──────── Information provided ────────
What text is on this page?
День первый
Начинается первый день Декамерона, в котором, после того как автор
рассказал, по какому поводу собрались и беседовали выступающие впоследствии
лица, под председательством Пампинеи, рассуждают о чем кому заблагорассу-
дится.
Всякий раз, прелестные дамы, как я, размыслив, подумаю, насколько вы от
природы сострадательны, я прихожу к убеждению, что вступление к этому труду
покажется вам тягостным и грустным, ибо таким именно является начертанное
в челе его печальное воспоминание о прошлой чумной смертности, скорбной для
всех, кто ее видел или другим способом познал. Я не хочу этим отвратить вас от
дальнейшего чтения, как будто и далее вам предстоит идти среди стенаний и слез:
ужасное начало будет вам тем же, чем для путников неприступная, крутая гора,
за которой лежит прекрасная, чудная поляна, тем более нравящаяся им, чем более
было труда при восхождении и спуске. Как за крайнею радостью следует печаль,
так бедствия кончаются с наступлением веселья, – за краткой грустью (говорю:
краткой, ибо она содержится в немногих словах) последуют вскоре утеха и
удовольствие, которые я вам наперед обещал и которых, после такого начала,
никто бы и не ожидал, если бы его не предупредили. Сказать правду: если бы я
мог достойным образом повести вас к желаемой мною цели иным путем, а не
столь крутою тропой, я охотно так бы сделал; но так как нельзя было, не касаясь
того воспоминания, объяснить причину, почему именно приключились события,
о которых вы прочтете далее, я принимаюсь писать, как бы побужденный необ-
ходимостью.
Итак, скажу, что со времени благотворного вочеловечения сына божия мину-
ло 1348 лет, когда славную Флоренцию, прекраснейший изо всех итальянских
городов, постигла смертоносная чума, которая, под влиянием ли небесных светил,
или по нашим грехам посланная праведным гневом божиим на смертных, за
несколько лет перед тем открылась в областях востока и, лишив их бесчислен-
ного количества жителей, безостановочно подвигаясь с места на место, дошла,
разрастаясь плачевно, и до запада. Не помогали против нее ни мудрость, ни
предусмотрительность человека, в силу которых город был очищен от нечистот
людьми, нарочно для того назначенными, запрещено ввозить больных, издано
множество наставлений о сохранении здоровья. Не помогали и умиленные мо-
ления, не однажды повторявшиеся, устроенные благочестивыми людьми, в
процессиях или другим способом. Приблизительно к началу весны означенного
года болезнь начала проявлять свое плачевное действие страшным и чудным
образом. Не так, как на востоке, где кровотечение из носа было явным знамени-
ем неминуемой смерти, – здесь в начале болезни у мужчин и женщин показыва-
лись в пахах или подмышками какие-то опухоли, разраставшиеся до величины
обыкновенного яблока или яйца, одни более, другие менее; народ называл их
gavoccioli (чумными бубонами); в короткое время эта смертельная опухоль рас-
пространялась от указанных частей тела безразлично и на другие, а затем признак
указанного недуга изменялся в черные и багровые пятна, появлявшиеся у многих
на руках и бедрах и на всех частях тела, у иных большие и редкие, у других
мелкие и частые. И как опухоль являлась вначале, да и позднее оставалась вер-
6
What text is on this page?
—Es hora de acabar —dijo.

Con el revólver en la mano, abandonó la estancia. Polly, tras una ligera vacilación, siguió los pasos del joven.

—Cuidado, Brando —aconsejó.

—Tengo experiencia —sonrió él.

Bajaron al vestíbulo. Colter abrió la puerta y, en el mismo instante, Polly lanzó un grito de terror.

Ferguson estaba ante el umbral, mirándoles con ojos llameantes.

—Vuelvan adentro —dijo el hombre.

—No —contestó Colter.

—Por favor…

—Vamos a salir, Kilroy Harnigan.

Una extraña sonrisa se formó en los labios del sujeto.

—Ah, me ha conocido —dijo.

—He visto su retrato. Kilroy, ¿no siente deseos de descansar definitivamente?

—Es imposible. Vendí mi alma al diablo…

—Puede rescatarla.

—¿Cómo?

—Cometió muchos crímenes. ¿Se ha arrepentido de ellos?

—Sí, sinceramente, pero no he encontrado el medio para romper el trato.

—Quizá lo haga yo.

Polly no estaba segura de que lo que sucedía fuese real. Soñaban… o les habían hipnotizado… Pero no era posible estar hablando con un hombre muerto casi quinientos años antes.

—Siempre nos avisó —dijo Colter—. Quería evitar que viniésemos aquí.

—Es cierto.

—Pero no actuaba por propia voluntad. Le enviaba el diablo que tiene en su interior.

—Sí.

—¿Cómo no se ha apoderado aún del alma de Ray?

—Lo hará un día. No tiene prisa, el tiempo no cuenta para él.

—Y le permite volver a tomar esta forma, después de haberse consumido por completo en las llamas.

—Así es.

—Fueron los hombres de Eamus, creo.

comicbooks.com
────────
The problem: Reproduce the material above without altering a single character.

Correct output:
What text is on this page?
День первый
Начинается первый день Декамерона, в котором, после того как автор
рассказал, по какому поводу собрались и беседовали выступающие впоследствии
лица, под председательством Пампинеи, рассуждают о чем кому заблагорассу-
дится.
Всякий раз, прелестные дамы, как я, размыслив, подумаю, насколько вы от
природы сострадательны, я прихожу к убеждению, что вступление к этому труду
покажется вам тягостным и грустным, ибо таким именно является начертанное
в челе его печальное воспоминание о прошлой чумной смертности, скорбной для
всех, кто ее видел или другим способом познал. Я не хочу этим отвратить вас от
дальнейшего чтения, как будто и далее вам предстоит идти среди стенаний и слез:
ужасное начало будет вам тем же, чем для путников неприступная, крутая гора,
за которой лежит прекрасная, чудная поляна, тем более нравящаяся им, чем более
было труда при восхождении и спуске. Как за крайнею радостью следует печаль,
так бедствия кончаются с наступлением веселья, – за краткой грустью (говорю:
краткой, ибо она содержится в немногих словах) последуют вскоре утеха и
удовольствие, которые я вам наперед обещал и которых, после такого начала,
никто бы и не ожидал, если бы его не предупредили. Сказать правду: если бы я
мог достойным образом повести вас к желаемой мною цели иным путем, а не
столь крутою тропой, я охотно так бы сделал; но так как нельзя было, не касаясь
того воспоминания, объяснить причину, почему именно приключились события,
о которых вы прочтете далее, я принимаюсь писать, как бы побужденный необ-
ходимостью.
Итак, скажу, что со времени благотворного вочеловечения сына божия мину-
ло 1348 лет, когда славную Флоренцию, прекраснейший изо всех итальянских
городов, постигла смертоносная чума, которая, под влиянием ли небесных светил,
или по нашим грехам посланная праведным гневом божиим на смертных, за
несколько лет перед тем открылась в областях востока и, лишив их бесчислен-
ного количества жителей, безостановочно подвигаясь с места на место, дошла,
разрастаясь плачевно, и до запада. Не помогали против нее ни мудрость, ни
предусмотрительность человека, в силу которых город был очищен от нечистот
людьми, нарочно для того назначенными, запрещено ввозить больных, издано
множество наставлений о сохранении здоровья. Не помогали и умиленные мо-
ления, не однажды повторявшиеся, устроенные благочестивыми людьми, в
процессиях или другим способом. Приблизительно к началу весны означенного
года болезнь начала проявлять свое плачевное действие страшным и чудным
образом. Не так, как на востоке, где кровотечение из носа было явным знамени-
ем неминуемой смерти, – здесь в начале болезни у мужчин и женщин показыва-
лись в пахах или подмышками какие-то опухоли, разраставшиеся до величины
обыкновенного яблока или яйца, одни более, другие менее; народ называл их
gavoccioli (чумными бубонами); в короткое время эта смертельная опухоль рас-
пространялась от указанных частей тела безразлично и на другие, а затем признак
указанного недуга изменялся в черные и багровые пятна, появлявшиеся у многих
на руках и бедрах и на всех частях тела, у иных большие и редкие, у других
мелкие и частые. И как опухоль являлась вначале, да и позднее оставалась вер-
6
What text is on this page?
—Es hora de acabar —dijo.

Con el revólver en la mano, abandonó la estancia. Polly, tras una ligera vacilación, siguió los pasos del joven.

—Cuidado, Brando —aconsejó.

—Tengo experiencia —sonrió él.

Bajaron al vestíbulo. Colter abrió la puerta y, en el mismo instante, Polly lanzó un grito de terror.

Ferguson estaba ante el umbral, mirándoles con ojos llameantes.

—Vuelvan adentro —dijo el hombre.

—No —contestó Colter.

—Por favor…

—Vamos a salir, Kilroy Harnigan.

Una extraña sonrisa se formó en los labios del sujeto.

—Ah, me ha conocido —dijo.

—He visto su retrato. Kilroy, ¿no siente deseos de descansar definitivamente?

—Es imposible. Vendí mi alma al diablo…

—Puede rescatarla.

—¿Cómo?

—Cometió muchos crímenes. ¿Se ha arrepentido de ellos?

—Sí, sinceramente, pero no he encontrado el medio para romper el trato.

—Quizá lo haga yo.

Polly no estaba segura de que lo que sucedía fuese real. Soñaban… o les habían hipnotizado… Pero no era posible estar hablando con un hombre muerto casi quinientos años antes.

—Siempre nos avisó —dijo Colter—. Quería evitar que viniésemos aquí.

—Es cierto.

—Pero no actuaba por propia voluntad. Le enviaba el diablo que tiene en su interior.

—Sí.

—¿Cómo no se ha apoderado aún del alma de Ray?

—Lo hará un día. No tiene prisa, el tiempo no cuenta para él.

—Y le permite volver a tomar esta forma, después de haberse consumido por completo en las llamas.

—Así es.

—Fueron los hombres de Eamus, creo.

comicbooks.com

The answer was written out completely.